* **WHAT TO DO**: Could you transcribe the material below exactly, without leaving out a single line?

* **MATERIAL SUPPLIED**:
-- begin --
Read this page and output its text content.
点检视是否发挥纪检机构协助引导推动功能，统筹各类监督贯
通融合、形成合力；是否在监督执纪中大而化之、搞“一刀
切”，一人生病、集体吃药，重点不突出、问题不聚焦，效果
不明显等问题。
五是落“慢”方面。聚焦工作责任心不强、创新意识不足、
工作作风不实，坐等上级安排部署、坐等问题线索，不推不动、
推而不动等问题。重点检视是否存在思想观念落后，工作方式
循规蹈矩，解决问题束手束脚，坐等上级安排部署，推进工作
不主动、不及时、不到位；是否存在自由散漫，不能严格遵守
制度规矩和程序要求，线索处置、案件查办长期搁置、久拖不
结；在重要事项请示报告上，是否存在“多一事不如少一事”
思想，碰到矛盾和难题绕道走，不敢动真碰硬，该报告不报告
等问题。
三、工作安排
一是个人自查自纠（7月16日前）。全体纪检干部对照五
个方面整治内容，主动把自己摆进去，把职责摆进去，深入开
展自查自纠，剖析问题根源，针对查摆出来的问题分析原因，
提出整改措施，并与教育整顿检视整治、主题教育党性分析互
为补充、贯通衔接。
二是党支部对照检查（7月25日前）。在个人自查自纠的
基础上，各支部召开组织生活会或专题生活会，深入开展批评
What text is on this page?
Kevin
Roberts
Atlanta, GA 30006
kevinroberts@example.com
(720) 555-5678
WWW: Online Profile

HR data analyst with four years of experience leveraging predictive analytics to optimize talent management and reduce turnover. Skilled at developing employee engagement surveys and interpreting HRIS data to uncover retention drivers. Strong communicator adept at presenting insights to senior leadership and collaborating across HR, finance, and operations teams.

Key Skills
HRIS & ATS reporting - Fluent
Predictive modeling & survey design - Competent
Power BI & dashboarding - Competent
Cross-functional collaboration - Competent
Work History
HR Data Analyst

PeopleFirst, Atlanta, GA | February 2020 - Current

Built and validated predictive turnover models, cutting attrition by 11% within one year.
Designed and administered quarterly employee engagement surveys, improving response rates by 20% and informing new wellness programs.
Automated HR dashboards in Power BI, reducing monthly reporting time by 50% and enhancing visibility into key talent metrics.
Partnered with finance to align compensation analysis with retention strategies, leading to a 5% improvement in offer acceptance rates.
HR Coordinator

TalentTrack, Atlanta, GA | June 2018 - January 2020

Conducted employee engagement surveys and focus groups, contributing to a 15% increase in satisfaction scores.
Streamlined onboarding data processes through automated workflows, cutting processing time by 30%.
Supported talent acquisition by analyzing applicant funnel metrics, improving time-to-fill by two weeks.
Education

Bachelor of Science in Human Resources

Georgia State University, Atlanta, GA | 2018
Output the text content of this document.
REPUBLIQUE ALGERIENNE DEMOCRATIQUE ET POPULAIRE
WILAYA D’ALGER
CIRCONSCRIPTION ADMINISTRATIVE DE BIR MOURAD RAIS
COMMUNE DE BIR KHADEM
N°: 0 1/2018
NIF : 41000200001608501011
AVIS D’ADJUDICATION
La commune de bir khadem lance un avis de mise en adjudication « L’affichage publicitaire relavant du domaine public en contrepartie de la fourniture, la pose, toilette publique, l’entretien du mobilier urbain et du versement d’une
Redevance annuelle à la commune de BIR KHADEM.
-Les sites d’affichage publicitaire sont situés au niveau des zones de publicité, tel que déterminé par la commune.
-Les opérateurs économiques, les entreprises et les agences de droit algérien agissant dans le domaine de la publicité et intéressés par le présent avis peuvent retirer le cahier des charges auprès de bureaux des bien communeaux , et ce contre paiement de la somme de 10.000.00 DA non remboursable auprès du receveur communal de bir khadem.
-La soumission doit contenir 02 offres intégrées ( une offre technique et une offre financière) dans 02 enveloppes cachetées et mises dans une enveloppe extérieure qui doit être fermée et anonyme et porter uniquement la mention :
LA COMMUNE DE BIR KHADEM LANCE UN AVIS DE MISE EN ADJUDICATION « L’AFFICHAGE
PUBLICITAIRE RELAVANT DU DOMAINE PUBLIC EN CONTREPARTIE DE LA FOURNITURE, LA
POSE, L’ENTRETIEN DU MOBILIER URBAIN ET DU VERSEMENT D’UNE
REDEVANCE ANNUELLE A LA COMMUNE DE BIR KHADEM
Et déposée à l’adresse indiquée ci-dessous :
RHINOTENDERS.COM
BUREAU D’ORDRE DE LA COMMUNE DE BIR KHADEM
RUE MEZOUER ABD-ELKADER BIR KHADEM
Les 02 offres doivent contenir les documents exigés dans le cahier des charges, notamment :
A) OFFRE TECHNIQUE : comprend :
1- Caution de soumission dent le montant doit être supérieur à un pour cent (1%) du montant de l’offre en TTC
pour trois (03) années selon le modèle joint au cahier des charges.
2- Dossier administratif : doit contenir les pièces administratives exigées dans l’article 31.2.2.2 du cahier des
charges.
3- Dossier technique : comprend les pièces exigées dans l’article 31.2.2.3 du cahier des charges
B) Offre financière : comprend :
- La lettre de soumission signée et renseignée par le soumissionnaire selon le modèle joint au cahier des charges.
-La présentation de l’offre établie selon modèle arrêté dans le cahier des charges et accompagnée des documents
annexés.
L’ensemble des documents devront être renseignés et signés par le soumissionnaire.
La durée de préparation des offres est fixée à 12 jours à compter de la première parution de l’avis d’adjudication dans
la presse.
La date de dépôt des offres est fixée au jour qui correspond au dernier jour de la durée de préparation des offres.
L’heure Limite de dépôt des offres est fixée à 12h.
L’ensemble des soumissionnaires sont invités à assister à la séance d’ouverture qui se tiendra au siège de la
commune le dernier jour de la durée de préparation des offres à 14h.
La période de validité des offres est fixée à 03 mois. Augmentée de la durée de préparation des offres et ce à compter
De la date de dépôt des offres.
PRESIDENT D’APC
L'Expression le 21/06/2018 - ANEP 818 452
-- end --
* **ANSWER**:
Read this page and output its text content.
点检视是否发挥纪检机构协助引导推动功能，统筹各类监督贯
通融合、形成合力；是否在监督执纪中大而化之、搞“一刀
切”，一人生病、集体吃药，重点不突出、问题不聚焦，效果
不明显等问题。
五是落“慢”方面。聚焦工作责任心不强、创新意识不足、
工作作风不实，坐等上级安排部署、坐等问题线索，不推不动、
推而不动等问题。重点检视是否存在思想观念落后，工作方式
循规蹈矩，解决问题束手束脚，坐等上级安排部署，推进工作
不主动、不及时、不到位；是否存在自由散漫，不能严格遵守
制度规矩和程序要求，线索处置、案件查办长期搁置、久拖不
结；在重要事项请示报告上，是否存在“多一事不如少一事”
思想，碰到矛盾和难题绕道走，不敢动真碰硬，该报告不报告
等问题。
三、工作安排
一是个人自查自纠（7月16日前）。全体纪检干部对照五
个方面整治内容，主动把自己摆进去，把职责摆进去，深入开
展自查自纠，剖析问题根源，针对查摆出来的问题分析原因，
提出整改措施，并与教育整顿检视整治、主题教育党性分析互
为补充、贯通衔接。
二是党支部对照检查（7月25日前）。在个人自查自纠的
基础上，各支部召开组织生活会或专题生活会，深入开展批评
What text is on this page?
Kevin
Roberts
Atlanta, GA 30006
kevinroberts@example.com
(720) 555-5678
WWW: Online Profile

HR data analyst with four years of experience leveraging predictive analytics to optimize talent management and reduce turnover. Skilled at developing employee engagement surveys and interpreting HRIS data to uncover retention drivers. Strong communicator adept at presenting insights to senior leadership and collaborating across HR, finance, and operations teams.

Key Skills
HRIS & ATS reporting - Fluent
Predictive modeling & survey design - Competent
Power BI & dashboarding - Competent
Cross-functional collaboration - Competent
Work History
HR Data Analyst

PeopleFirst, Atlanta, GA | February 2020 - Current

Built and validated predictive turnover models, cutting attrition by 11% within one year.
Designed and administered quarterly employee engagement surveys, improving response rates by 20% and informing new wellness programs.
Automated HR dashboards in Power BI, reducing monthly reporting time by 50% and enhancing visibility into key talent metrics.
Partnered with finance to align compensation analysis with retention strategies, leading to a 5% improvement in offer acceptance rates.
HR Coordinator

TalentTrack, Atlanta, GA | June 2018 - January 2020

Conducted employee engagement surveys and focus groups, contributing to a 15% increase in satisfaction scores.
Streamlined onboarding data processes through automated workflows, cutting processing time by 30%.
Supported talent acquisition by analyzing applicant funnel metrics, improving time-to-fill by two weeks.
Education

Bachelor of Science in Human Resources

Georgia State University, Atlanta, GA | 2018
Output the text content of this document.
REPUBLIQUE ALGERIENNE DEMOCRATIQUE ET POPULAIRE
WILAYA D’ALGER
CIRCONSCRIPTION ADMINISTRATIVE DE BIR MOURAD RAIS
COMMUNE DE BIR KHADEM
N°: 0 1/2018
NIF : 41000200001608501011
AVIS D’ADJUDICATION
La commune de bir khadem lance un avis de mise en adjudication « L’affichage publicitaire relavant du domaine public en contrepartie de la fourniture, la pose, toilette publique, l’entretien du mobilier urbain et du versement d’une
Redevance annuelle à la commune de BIR KHADEM.
-Les sites d’affichage publicitaire sont situés au niveau des zones de publicité, tel que déterminé par la commune.
-Les opérateurs économiques, les entreprises et les agences de droit algérien agissant dans le domaine de la publicité et intéressés par le présent avis peuvent retirer le cahier des charges auprès de bureaux des bien communeaux , et ce contre paiement de la somme de 10.000.00 DA non remboursable auprès du receveur communal de bir khadem.
-La soumission doit contenir 02 offres intégrées ( une offre technique et une offre financière) dans 02 enveloppes cachetées et mises dans une enveloppe extérieure qui doit être fermée et anonyme et porter uniquement la mention :
LA COMMUNE DE BIR KHADEM LANCE UN AVIS DE MISE EN ADJUDICATION « L’AFFICHAGE
PUBLICITAIRE RELAVANT DU DOMAINE PUBLIC EN CONTREPARTIE DE LA FOURNITURE, LA
POSE, L’ENTRETIEN DU MOBILIER URBAIN ET DU VERSEMENT D’UNE
REDEVANCE ANNUELLE A LA COMMUNE DE BIR KHADEM
Et déposée à l’adresse indiquée ci-dessous :
RHINOTENDERS.COM
BUREAU D’ORDRE DE LA COMMUNE DE BIR KHADEM
RUE MEZOUER ABD-ELKADER BIR KHADEM
Les 02 offres doivent contenir les documents exigés dans le cahier des charges, notamment :
A) OFFRE TECHNIQUE : comprend :
1- Caution de soumission dent le montant doit être supérieur à un pour cent (1%) du montant de l’offre en TTC
pour trois (03) années selon le modèle joint au cahier des charges.
2- Dossier administratif : doit contenir les pièces administratives exigées dans l’article 31.2.2.2 du cahier des
charges.
3- Dossier technique : comprend les pièces exigées dans l’article 31.2.2.3 du cahier des charges
B) Offre financière : comprend :
- La lettre de soumission signée et renseignée par le soumissionnaire selon le modèle joint au cahier des charges.
-La présentation de l’offre établie selon modèle arrêté dans le cahier des charges et accompagnée des documents
annexés.
L’ensemble des documents devront être renseignés et signés par le soumissionnaire.
La durée de préparation des offres est fixée à 12 jours à compter de la première parution de l’avis d’adjudication dans
la presse.
La date de dépôt des offres est fixée au jour qui correspond au dernier jour de la durée de préparation des offres.
L’heure Limite de dépôt des offres est fixée à 12h.
L’ensemble des soumissionnaires sont invités à assister à la séance d’ouverture qui se tiendra au siège de la
commune le dernier jour de la durée de préparation des offres à 14h.
La période de validité des offres est fixée à 03 mois. Augmentée de la durée de préparation des offres et ce à compter
De la date de dépôt des offres.
PRESIDENT D’APC
L'Expression le 21/06/2018 - ANEP 818 452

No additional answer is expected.